══ MATERIAL ══

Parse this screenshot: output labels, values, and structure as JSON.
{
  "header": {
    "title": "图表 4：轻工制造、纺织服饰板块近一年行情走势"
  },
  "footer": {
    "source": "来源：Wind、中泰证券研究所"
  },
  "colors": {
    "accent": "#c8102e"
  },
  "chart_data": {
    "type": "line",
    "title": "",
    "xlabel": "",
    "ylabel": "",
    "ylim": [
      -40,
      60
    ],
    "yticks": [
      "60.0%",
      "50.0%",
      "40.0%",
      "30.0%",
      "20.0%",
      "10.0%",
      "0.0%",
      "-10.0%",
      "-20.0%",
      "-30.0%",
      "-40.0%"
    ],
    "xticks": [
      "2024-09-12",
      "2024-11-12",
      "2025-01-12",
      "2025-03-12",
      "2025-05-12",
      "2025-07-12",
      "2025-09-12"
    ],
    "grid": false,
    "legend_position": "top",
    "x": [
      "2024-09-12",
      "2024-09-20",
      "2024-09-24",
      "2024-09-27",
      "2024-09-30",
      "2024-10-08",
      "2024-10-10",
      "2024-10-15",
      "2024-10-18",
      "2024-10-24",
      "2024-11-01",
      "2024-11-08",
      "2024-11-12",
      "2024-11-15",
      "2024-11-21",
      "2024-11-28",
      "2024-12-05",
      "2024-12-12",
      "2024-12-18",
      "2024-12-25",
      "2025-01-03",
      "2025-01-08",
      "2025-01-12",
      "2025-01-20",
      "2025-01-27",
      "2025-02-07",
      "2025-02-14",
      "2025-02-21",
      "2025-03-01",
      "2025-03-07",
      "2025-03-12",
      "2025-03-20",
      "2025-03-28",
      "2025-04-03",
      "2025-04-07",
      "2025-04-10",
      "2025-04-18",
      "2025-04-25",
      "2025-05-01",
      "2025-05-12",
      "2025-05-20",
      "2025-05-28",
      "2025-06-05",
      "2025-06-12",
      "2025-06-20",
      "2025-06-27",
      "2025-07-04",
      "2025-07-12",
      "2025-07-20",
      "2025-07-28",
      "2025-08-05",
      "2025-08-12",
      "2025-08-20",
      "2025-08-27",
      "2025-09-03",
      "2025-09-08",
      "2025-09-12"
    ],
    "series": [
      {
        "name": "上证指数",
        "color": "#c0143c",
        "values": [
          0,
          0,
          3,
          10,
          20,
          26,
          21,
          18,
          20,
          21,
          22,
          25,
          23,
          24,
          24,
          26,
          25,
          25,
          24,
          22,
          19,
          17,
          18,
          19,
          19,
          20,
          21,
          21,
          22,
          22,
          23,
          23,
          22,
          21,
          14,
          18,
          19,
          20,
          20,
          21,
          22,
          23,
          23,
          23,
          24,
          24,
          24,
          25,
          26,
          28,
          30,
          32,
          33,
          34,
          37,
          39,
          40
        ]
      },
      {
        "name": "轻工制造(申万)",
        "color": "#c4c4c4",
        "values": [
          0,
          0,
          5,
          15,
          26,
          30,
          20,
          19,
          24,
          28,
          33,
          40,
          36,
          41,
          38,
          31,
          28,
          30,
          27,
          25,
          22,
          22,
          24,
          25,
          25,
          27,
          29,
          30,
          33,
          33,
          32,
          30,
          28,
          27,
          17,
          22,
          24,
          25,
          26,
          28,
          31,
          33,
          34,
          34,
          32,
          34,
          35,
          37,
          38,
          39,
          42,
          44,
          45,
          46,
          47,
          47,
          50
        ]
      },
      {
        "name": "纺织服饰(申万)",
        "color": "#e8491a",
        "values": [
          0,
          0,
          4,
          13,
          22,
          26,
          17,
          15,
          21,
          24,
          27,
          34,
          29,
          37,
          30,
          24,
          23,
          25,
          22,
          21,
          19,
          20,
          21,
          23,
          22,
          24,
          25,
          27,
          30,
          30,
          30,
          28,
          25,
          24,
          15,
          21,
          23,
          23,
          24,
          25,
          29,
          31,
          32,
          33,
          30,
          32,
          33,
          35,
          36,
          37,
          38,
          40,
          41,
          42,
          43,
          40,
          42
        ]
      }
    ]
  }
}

═══

## [GIVEN EXERCISE]
In the listing, find every line containing the word "轻工制造" and list it.

## [PROBLEM SOLUTION]
    "title": "图表 4：轻工制造、纺织服饰板块近一年行情走势"
        "name": "轻工制造(申万)",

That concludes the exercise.